● Task material
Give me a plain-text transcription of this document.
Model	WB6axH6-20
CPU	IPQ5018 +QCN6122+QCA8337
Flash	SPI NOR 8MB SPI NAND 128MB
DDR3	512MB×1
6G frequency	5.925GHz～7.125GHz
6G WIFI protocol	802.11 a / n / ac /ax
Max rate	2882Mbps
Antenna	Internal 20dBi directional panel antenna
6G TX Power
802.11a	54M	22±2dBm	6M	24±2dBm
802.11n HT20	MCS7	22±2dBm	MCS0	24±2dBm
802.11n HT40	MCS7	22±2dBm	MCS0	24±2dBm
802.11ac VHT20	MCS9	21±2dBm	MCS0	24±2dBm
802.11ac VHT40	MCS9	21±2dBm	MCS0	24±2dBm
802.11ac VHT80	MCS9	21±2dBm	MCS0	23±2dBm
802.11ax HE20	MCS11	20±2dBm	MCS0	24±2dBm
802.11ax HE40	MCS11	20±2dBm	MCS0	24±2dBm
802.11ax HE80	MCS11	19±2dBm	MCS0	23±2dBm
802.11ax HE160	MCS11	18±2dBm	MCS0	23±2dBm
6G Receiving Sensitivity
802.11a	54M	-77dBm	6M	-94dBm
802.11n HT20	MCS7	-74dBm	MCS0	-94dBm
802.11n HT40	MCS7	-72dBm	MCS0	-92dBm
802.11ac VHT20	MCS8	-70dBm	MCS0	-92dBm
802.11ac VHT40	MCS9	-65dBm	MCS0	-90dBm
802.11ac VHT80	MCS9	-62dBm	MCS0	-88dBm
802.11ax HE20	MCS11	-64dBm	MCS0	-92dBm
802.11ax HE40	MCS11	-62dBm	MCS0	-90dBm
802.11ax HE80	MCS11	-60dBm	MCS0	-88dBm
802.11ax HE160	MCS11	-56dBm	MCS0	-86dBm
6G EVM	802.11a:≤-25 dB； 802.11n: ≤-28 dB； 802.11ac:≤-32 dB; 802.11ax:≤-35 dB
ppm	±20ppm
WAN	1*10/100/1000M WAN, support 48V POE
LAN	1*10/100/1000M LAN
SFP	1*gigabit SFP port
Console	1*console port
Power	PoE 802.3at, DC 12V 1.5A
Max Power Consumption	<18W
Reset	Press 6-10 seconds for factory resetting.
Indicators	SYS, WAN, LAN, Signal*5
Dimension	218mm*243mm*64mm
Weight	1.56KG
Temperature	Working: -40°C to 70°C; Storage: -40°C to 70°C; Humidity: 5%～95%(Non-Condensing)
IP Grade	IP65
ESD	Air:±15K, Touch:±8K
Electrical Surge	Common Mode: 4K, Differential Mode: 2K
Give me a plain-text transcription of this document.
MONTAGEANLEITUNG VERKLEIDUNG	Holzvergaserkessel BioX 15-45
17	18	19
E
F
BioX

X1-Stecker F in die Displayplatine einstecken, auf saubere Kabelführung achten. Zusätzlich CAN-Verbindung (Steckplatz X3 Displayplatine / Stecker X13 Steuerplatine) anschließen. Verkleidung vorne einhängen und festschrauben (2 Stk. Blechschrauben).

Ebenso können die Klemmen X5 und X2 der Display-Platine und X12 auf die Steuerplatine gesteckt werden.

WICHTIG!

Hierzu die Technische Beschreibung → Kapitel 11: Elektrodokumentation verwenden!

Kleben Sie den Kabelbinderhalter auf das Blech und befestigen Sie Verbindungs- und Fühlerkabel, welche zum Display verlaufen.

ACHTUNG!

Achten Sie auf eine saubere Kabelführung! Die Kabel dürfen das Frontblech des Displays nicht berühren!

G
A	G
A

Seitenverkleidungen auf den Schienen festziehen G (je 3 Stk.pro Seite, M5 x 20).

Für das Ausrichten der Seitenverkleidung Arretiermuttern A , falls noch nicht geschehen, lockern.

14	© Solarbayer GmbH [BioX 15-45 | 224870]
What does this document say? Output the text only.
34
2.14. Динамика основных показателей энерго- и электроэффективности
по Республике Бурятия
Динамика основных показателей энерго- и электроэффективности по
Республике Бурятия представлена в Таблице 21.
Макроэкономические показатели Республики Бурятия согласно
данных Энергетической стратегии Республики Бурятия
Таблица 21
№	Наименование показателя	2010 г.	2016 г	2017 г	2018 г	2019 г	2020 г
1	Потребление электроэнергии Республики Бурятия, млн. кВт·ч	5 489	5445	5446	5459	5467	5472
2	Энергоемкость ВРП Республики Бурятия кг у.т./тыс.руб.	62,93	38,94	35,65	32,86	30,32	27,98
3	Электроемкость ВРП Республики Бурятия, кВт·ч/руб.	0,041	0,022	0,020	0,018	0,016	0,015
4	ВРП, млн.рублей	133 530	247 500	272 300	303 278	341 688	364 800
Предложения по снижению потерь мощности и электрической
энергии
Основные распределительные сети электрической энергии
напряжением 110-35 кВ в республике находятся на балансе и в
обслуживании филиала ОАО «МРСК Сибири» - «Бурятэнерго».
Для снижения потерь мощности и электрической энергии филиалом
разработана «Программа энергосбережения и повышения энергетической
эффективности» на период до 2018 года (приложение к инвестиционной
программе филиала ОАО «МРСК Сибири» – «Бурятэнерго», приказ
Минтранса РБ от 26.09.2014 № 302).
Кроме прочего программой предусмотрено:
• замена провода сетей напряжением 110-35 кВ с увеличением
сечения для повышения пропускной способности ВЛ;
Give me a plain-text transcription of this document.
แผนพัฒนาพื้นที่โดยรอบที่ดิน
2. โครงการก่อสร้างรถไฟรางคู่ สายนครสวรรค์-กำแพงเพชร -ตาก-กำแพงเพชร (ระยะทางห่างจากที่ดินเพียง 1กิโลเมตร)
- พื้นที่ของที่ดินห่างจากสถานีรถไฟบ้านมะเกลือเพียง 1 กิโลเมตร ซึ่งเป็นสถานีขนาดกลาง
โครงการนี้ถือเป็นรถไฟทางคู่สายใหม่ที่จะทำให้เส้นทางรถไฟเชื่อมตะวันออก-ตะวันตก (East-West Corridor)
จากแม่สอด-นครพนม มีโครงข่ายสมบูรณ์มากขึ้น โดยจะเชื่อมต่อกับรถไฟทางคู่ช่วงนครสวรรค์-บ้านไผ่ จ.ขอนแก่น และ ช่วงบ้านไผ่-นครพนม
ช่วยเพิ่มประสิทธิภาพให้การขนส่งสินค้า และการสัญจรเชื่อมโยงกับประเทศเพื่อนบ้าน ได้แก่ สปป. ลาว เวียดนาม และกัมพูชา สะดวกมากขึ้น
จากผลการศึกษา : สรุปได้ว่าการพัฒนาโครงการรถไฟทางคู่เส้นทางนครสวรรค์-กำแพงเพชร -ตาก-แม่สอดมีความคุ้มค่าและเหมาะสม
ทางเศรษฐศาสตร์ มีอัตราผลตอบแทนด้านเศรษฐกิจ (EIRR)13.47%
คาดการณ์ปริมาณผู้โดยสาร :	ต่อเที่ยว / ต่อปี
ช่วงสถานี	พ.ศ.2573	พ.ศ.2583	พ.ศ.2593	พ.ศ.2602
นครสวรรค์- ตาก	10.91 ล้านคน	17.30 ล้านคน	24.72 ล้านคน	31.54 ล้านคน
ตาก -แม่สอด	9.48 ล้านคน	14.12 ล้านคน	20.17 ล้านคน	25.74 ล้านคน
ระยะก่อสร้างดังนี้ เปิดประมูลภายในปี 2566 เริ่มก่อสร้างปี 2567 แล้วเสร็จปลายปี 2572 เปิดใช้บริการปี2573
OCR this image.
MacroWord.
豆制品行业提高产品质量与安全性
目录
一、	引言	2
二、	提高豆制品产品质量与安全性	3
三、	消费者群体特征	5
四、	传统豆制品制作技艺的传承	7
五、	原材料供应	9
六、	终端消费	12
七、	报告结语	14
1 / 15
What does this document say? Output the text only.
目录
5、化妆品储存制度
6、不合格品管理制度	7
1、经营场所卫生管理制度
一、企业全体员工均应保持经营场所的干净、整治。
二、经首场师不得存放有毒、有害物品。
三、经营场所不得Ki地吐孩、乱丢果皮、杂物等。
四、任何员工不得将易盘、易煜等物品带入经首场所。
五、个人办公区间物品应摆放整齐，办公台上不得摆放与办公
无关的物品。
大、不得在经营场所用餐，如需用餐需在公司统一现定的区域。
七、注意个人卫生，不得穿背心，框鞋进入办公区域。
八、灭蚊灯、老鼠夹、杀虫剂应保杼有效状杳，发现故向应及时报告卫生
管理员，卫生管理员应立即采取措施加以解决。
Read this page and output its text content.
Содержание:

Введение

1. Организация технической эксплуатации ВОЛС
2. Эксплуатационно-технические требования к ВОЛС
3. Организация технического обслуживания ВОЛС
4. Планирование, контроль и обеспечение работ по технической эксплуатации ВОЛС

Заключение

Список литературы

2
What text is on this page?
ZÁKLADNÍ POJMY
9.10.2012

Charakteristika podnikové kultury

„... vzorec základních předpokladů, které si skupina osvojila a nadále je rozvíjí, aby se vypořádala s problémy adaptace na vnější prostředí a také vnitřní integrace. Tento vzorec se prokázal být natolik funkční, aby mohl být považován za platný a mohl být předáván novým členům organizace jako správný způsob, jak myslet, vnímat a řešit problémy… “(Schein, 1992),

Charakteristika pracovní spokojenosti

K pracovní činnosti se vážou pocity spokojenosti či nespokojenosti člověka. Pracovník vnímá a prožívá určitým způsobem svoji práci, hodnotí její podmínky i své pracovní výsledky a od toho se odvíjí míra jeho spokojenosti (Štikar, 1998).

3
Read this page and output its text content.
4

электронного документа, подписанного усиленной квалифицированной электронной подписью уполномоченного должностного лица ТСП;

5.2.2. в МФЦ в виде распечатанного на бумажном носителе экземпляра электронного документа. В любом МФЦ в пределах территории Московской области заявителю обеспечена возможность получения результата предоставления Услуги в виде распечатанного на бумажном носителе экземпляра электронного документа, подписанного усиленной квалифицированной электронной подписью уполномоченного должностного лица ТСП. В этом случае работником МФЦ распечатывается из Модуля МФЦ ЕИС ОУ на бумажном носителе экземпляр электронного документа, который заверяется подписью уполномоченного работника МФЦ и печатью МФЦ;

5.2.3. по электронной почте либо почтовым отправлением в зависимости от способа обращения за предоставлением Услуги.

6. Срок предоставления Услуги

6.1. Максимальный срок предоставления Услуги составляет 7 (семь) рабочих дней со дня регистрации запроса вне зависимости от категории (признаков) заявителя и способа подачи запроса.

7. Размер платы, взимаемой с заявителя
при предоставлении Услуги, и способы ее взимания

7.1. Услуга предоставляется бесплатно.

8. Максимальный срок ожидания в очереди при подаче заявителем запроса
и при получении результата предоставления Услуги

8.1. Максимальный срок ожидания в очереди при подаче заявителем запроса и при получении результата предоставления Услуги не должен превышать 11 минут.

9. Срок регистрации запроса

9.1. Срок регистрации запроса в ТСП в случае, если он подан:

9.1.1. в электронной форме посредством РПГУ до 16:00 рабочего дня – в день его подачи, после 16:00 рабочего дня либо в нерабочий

● Goal of the exercise
Copy out all lines that carry the word "nicht".

● Completed task
Achten Sie auf eine saubere Kabelführung! Die Kabel dürfen das Frontblech des Displays nicht berühren!
Für das Ausrichten der Seitenverkleidung Arretiermuttern A , falls noch nicht geschehen, lockern.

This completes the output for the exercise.